━━━━━ Provided data ━━━━━

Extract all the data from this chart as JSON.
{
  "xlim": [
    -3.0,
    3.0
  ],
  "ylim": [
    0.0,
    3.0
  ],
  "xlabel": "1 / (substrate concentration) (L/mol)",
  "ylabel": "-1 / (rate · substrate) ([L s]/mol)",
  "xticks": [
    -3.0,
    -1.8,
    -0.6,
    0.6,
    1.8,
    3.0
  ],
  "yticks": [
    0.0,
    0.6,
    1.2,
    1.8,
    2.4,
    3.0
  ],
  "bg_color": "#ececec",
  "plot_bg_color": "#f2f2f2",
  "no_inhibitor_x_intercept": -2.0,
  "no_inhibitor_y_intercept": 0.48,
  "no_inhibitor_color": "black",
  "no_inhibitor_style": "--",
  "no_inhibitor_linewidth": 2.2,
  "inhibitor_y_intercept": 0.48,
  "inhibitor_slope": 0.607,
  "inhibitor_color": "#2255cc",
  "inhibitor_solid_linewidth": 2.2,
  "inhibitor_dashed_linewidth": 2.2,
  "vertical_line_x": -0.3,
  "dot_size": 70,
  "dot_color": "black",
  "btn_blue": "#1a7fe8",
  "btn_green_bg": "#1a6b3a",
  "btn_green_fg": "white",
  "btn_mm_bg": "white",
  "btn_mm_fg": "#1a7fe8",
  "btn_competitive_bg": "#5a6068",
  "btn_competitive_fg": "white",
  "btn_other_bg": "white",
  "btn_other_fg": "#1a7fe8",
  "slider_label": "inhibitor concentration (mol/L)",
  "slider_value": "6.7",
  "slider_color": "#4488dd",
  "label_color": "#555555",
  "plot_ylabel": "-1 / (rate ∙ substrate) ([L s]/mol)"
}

━━━━━

Reproduce the entries above in full, verbatim.

Extract all the data from this chart as JSON.
{
  "xlim": [
    -3.0,
    3.0
  ],
  "ylim": [
    0.0,
    3.0
  ],
  "xlabel": "1 / (substrate concentration) (L/mol)",
  "ylabel": "-1 / (rate · substrate) ([L s]/mol)",
  "xticks": [
    -3.0,
    -1.8,
    -0.6,
    0.6,
    1.8,
    3.0
  ],
  "yticks": [
    0.0,
    0.6,
    1.2,
    1.8,
    2.4,
    3.0
  ],
  "bg_color": "#ececec",
  "plot_bg_color": "#f2f2f2",
  "no_inhibitor_x_intercept": -2.0,
  "no_inhibitor_y_intercept": 0.48,
  "no_inhibitor_color": "black",
  "no_inhibitor_style": "--",
  "no_inhibitor_linewidth": 2.2,
  "inhibitor_y_intercept": 0.48,
  "inhibitor_slope": 0.607,
  "inhibitor_color": "#2255cc",
  "inhibitor_solid_linewidth": 2.2,
  "inhibitor_dashed_linewidth": 2.2,
  "vertical_line_x": -0.3,
  "dot_size": 70,
  "dot_color": "black",
  "btn_blue": "#1a7fe8",
  "btn_green_bg": "#1a6b3a",
  "btn_green_fg": "white",
  "btn_mm_bg": "white",
  "btn_mm_fg": "#1a7fe8",
  "btn_competitive_bg": "#5a6068",
  "btn_competitive_fg": "white",
  "btn_other_bg": "white",
  "btn_other_fg": "#1a7fe8",
  "slider_label": "inhibitor concentration (mol/L)",
  "slider_value": "6.7",
  "slider_color": "#4488dd",
  "label_color": "#555555",
  "plot_ylabel": "-1 / (rate ∙ substrate) ([L s]/mol)"
}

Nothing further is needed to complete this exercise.